◆ Challenge:
Copy every record below exactly as written, but leave out the pictures.

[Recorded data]
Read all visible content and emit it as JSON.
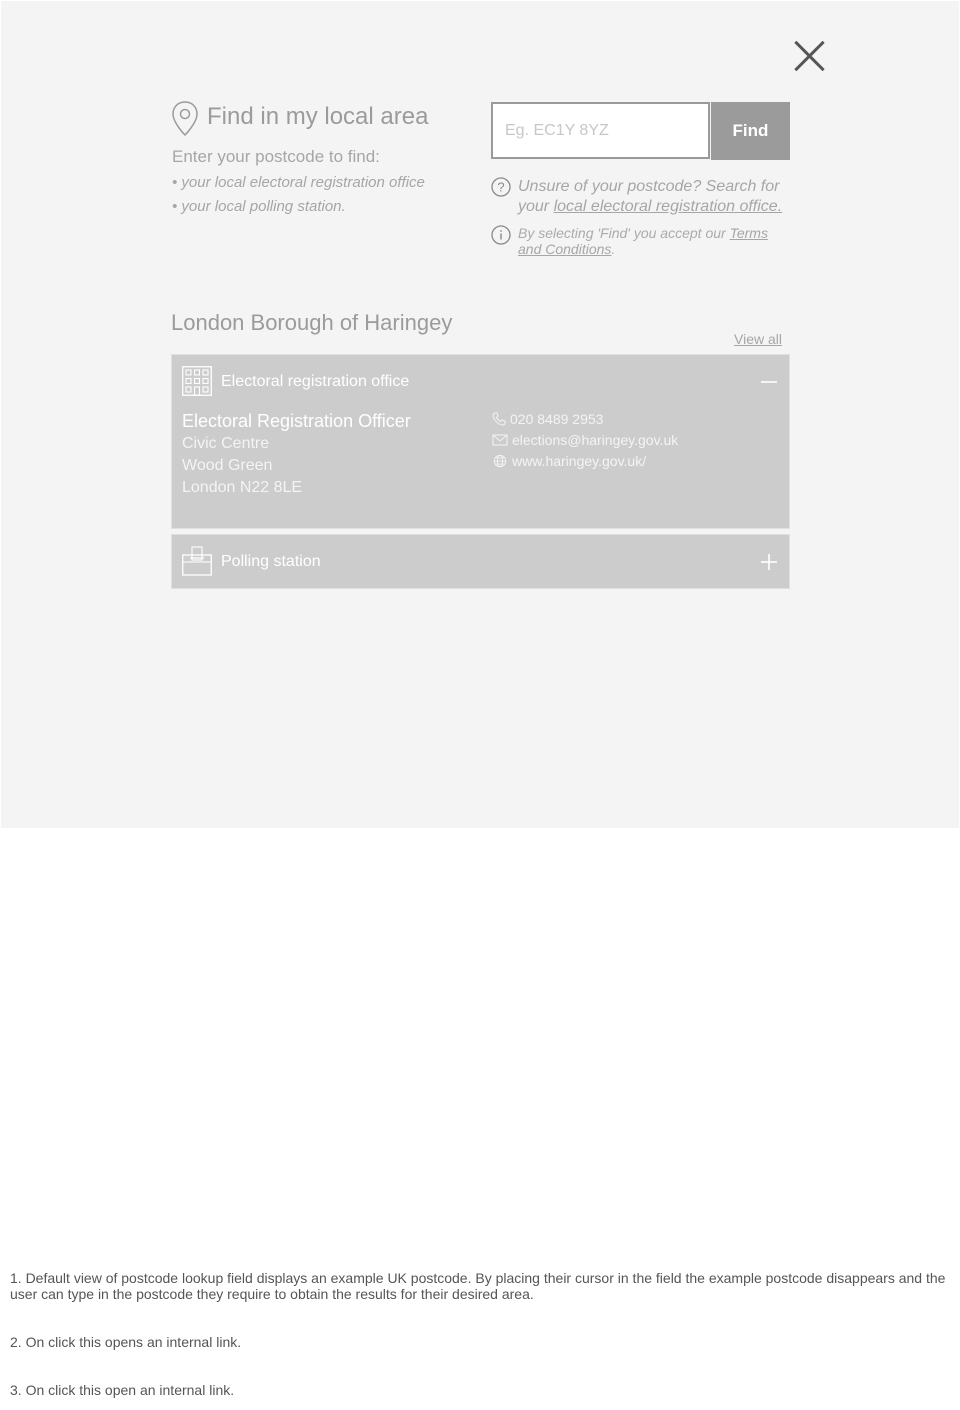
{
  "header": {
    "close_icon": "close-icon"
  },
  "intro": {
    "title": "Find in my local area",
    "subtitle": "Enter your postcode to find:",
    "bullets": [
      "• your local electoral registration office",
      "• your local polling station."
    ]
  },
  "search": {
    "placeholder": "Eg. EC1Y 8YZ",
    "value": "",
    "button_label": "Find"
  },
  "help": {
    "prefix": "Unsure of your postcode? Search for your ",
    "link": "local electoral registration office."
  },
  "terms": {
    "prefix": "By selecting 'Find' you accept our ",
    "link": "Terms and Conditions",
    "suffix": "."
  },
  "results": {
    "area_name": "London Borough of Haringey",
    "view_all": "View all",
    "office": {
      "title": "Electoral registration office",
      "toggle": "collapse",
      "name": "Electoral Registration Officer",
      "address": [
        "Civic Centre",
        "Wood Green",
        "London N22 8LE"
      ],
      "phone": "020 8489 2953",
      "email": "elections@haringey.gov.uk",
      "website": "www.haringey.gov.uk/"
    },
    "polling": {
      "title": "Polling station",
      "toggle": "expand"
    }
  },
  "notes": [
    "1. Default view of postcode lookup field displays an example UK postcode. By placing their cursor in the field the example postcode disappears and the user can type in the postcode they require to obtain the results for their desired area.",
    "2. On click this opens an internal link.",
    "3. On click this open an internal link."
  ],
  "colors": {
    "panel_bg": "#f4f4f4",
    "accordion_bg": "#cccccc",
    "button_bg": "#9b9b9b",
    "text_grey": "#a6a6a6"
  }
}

◆ Exercise solution:
Read all visible content and emit it as JSON.
{
  "header": {
    "close_icon": "close-icon"
  },
  "intro": {
    "title": "Find in my local area",
    "subtitle": "Enter your postcode to find:",
    "bullets": [
      "• your local electoral registration office",
      "• your local polling station."
    ]
  },
  "search": {
    "placeholder": "Eg. EC1Y 8YZ",
    "value": "",
    "button_label": "Find"
  },
  "help": {
    "prefix": "Unsure of your postcode? Search for your ",
    "link": "local electoral registration office."
  },
  "terms": {
    "prefix": "By selecting 'Find' you accept our ",
    "link": "Terms and Conditions",
    "suffix": "."
  },
  "results": {
    "area_name": "London Borough of Haringey",
    "view_all": "View all",
    "office": {
      "title": "Electoral registration office",
      "toggle": "collapse",
      "name": "Electoral Registration Officer",
      "address": [
        "Civic Centre",
        "Wood Green",
        "London N22 8LE"
      ],
      "phone": "020 8489 2953",
      "email": "elections@haringey.gov.uk",
      "website": "www.haringey.gov.uk/"
    },
    "polling": {
      "title": "Polling station",
      "toggle": "expand"
    }
  },
  "notes": [
    "1. Default view of postcode lookup field displays an example UK postcode. By placing their cursor in the field the example postcode disappears and the user can type in the postcode they require to obtain the results for their desired area.",
    "2. On click this opens an internal link.",
    "3. On click this open an internal link."
  ],
  "colors": {
    "panel_bg": "#f4f4f4",
    "accordion_bg": "#cccccc",
    "button_bg": "#9b9b9b",
    "text_grey": "#a6a6a6"
  }
}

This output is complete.